Objective: Print out the material that follows word for word.

Dataset records:
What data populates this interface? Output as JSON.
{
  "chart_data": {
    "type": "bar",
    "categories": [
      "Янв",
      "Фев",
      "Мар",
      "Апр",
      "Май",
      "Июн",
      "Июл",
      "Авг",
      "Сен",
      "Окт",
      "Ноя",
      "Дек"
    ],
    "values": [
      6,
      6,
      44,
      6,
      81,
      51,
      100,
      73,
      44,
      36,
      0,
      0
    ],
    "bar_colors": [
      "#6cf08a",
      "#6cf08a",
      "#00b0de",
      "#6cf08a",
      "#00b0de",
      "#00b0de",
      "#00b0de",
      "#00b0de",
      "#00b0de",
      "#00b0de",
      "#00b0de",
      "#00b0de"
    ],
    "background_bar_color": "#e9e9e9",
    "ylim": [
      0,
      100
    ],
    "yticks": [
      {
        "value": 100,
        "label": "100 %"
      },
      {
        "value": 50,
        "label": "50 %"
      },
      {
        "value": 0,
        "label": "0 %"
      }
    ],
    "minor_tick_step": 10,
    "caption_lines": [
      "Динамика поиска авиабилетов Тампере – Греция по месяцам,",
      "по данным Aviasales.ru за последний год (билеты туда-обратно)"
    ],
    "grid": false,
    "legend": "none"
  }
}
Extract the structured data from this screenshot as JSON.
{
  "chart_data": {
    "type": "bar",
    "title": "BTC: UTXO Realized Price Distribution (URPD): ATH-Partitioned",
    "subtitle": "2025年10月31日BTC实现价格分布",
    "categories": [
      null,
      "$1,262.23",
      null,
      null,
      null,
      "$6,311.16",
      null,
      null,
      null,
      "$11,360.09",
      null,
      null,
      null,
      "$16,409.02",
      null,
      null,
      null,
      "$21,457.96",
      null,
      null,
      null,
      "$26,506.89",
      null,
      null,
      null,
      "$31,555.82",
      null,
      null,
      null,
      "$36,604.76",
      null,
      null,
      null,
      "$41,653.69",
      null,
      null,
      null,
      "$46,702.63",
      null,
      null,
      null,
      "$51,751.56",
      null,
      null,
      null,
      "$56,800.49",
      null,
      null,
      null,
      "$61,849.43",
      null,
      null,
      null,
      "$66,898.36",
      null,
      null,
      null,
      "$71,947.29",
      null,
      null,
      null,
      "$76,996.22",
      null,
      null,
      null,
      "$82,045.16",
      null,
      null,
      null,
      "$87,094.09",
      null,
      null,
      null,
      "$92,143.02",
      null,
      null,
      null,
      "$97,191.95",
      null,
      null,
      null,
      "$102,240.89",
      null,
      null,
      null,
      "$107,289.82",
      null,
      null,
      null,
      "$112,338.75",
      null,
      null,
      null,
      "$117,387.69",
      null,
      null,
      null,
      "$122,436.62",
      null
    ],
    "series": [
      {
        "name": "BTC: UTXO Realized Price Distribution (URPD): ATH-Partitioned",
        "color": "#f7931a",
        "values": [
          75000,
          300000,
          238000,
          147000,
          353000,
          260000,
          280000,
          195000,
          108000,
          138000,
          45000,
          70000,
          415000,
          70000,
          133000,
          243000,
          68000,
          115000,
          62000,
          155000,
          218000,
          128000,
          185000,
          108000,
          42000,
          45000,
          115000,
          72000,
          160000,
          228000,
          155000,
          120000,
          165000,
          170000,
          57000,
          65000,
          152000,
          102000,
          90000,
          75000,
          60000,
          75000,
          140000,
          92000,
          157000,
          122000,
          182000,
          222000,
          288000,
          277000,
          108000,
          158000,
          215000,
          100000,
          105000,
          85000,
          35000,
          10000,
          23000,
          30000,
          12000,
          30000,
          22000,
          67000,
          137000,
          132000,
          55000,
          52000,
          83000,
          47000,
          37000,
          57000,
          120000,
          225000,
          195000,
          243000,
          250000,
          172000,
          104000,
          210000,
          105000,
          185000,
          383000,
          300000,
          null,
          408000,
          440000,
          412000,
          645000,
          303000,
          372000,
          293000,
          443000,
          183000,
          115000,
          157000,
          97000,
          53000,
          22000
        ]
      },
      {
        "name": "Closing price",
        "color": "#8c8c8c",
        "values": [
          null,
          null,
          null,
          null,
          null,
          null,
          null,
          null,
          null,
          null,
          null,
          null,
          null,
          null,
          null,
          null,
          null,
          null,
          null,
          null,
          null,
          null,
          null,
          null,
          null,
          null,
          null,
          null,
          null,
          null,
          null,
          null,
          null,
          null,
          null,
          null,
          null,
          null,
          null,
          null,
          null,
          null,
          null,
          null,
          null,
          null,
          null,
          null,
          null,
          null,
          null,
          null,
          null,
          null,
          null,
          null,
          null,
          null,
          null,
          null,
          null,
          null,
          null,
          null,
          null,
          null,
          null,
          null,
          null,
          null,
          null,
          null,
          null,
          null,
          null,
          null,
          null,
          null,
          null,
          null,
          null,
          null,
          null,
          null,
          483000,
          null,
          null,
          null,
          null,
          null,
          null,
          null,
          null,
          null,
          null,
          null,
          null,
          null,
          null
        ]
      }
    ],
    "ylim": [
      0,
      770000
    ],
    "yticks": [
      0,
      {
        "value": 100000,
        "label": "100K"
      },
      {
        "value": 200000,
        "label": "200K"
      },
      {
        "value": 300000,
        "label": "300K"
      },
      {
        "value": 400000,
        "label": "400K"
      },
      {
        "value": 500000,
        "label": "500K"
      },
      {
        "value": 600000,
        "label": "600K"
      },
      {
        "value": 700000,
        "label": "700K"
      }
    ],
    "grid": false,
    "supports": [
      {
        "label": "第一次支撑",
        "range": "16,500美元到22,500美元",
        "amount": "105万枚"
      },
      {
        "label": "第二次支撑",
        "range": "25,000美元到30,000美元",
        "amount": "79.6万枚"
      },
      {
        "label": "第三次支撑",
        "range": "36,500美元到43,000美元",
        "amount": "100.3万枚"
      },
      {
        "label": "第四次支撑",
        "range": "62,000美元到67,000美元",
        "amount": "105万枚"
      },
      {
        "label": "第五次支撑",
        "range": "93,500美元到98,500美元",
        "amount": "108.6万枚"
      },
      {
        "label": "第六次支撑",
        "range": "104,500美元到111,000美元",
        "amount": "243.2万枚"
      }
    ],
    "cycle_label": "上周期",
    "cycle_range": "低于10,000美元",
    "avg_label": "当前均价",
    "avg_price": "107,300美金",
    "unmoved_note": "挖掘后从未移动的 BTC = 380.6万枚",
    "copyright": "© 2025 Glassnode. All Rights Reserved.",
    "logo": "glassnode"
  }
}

Written solution:
What data populates this interface? Output as JSON.
{
  "chart_data": {
    "type": "bar",
    "categories": [
      "Янв",
      "Фев",
      "Мар",
      "Апр",
      "Май",
      "Июн",
      "Июл",
      "Авг",
      "Сен",
      "Окт",
      "Ноя",
      "Дек"
    ],
    "values": [
      6,
      6,
      44,
      6,
      81,
      51,
      100,
      73,
      44,
      36,
      0,
      0
    ],
    "bar_colors": [
      "#6cf08a",
      "#6cf08a",
      "#00b0de",
      "#6cf08a",
      "#00b0de",
      "#00b0de",
      "#00b0de",
      "#00b0de",
      "#00b0de",
      "#00b0de",
      "#00b0de",
      "#00b0de"
    ],
    "background_bar_color": "#e9e9e9",
    "ylim": [
      0,
      100
    ],
    "yticks": [
      {
        "value": 100,
        "label": "100 %"
      },
      {
        "value": 50,
        "label": "50 %"
      },
      {
        "value": 0,
        "label": "0 %"
      }
    ],
    "minor_tick_step": 10,
    "caption_lines": [
      "Динамика поиска авиабилетов Тампере – Греция по месяцам,",
      "по данным Aviasales.ru за последний год (билеты туда-обратно)"
    ],
    "grid": false,
    "legend": "none"
  }
}
Extract the structured data from this screenshot as JSON.
{
  "chart_data": {
    "type": "bar",
    "title": "BTC: UTXO Realized Price Distribution (URPD): ATH-Partitioned",
    "subtitle": "2025年10月31日BTC实现价格分布",
    "categories": [
      null,
      "$1,262.23",
      null,
      null,
      null,
      "$6,311.16",
      null,
      null,
      null,
      "$11,360.09",
      null,
      null,
      null,
      "$16,409.02",
      null,
      null,
      null,
      "$21,457.96",
      null,
      null,
      null,
      "$26,506.89",
      null,
      null,
      null,
      "$31,555.82",
      null,
      null,
      null,
      "$36,604.76",
      null,
      null,
      null,
      "$41,653.69",
      null,
      null,
      null,
      "$46,702.63",
      null,
      null,
      null,
      "$51,751.56",
      null,
      null,
      null,
      "$56,800.49",
      null,
      null,
      null,
      "$61,849.43",
      null,
      null,
      null,
      "$66,898.36",
      null,
      null,
      null,
      "$71,947.29",
      null,
      null,
      null,
      "$76,996.22",
      null,
      null,
      null,
      "$82,045.16",
      null,
      null,
      null,
      "$87,094.09",
      null,
      null,
      null,
      "$92,143.02",
      null,
      null,
      null,
      "$97,191.95",
      null,
      null,
      null,
      "$102,240.89",
      null,
      null,
      null,
      "$107,289.82",
      null,
      null,
      null,
      "$112,338.75",
      null,
      null,
      null,
      "$117,387.69",
      null,
      null,
      null,
      "$122,436.62",
      null
    ],
    "series": [
      {
        "name": "BTC: UTXO Realized Price Distribution (URPD): ATH-Partitioned",
        "color": "#f7931a",
        "values": [
          75000,
          300000,
          238000,
          147000,
          353000,
          260000,
          280000,
          195000,
          108000,
          138000,
          45000,
          70000,
          415000,
          70000,
          133000,
          243000,
          68000,
          115000,
          62000,
          155000,
          218000,
          128000,
          185000,
          108000,
          42000,
          45000,
          115000,
          72000,
          160000,
          228000,
          155000,
          120000,
          165000,
          170000,
          57000,
          65000,
          152000,
          102000,
          90000,
          75000,
          60000,
          75000,
          140000,
          92000,
          157000,
          122000,
          182000,
          222000,
          288000,
          277000,
          108000,
          158000,
          215000,
          100000,
          105000,
          85000,
          35000,
          10000,
          23000,
          30000,
          12000,
          30000,
          22000,
          67000,
          137000,
          132000,
          55000,
          52000,
          83000,
          47000,
          37000,
          57000,
          120000,
          225000,
          195000,
          243000,
          250000,
          172000,
          104000,
          210000,
          105000,
          185000,
          383000,
          300000,
          null,
          408000,
          440000,
          412000,
          645000,
          303000,
          372000,
          293000,
          443000,
          183000,
          115000,
          157000,
          97000,
          53000,
          22000
        ]
      },
      {
        "name": "Closing price",
        "color": "#8c8c8c",
        "values": [
          null,
          null,
          null,
          null,
          null,
          null,
          null,
          null,
          null,
          null,
          null,
          null,
          null,
          null,
          null,
          null,
          null,
          null,
          null,
          null,
          null,
          null,
          null,
          null,
          null,
          null,
          null,
          null,
          null,
          null,
          null,
          null,
          null,
          null,
          null,
          null,
          null,
          null,
          null,
          null,
          null,
          null,
          null,
          null,
          null,
          null,
          null,
          null,
          null,
          null,
          null,
          null,
          null,
          null,
          null,
          null,
          null,
          null,
          null,
          null,
          null,
          null,
          null,
          null,
          null,
          null,
          null,
          null,
          null,
          null,
          null,
          null,
          null,
          null,
          null,
          null,
          null,
          null,
          null,
          null,
          null,
          null,
          null,
          null,
          483000,
          null,
          null,
          null,
          null,
          null,
          null,
          null,
          null,
          null,
          null,
          null,
          null,
          null,
          null
        ]
      }
    ],
    "ylim": [
      0,
      770000
    ],
    "yticks": [
      0,
      {
        "value": 100000,
        "label": "100K"
      },
      {
        "value": 200000,
        "label": "200K"
      },
      {
        "value": 300000,
        "label": "300K"
      },
      {
        "value": 400000,
        "label": "400K"
      },
      {
        "value": 500000,
        "label": "500K"
      },
      {
        "value": 600000,
        "label": "600K"
      },
      {
        "value": 700000,
        "label": "700K"
      }
    ],
    "grid": false,
    "supports": [
      {
        "label": "第一次支撑",
        "range": "16,500美元到22,500美元",
        "amount": "105万枚"
      },
      {
        "label": "第二次支撑",
        "range": "25,000美元到30,000美元",
        "amount": "79.6万枚"
      },
      {
        "label": "第三次支撑",
        "range": "36,500美元到43,000美元",
        "amount": "100.3万枚"
      },
      {
        "label": "第四次支撑",
        "range": "62,000美元到67,000美元",
        "amount": "105万枚"
      },
      {
        "label": "第五次支撑",
        "range": "93,500美元到98,500美元",
        "amount": "108.6万枚"
      },
      {
        "label": "第六次支撑",
        "range": "104,500美元到111,000美元",
        "amount": "243.2万枚"
      }
    ],
    "cycle_label": "上周期",
    "cycle_range": "低于10,000美元",
    "avg_label": "当前均价",
    "avg_price": "107,300美金",
    "unmoved_note": "挖掘后从未移动的 BTC = 380.6万枚",
    "copyright": "© 2025 Glassnode. All Rights Reserved.",
    "logo": "glassnode"
  }
}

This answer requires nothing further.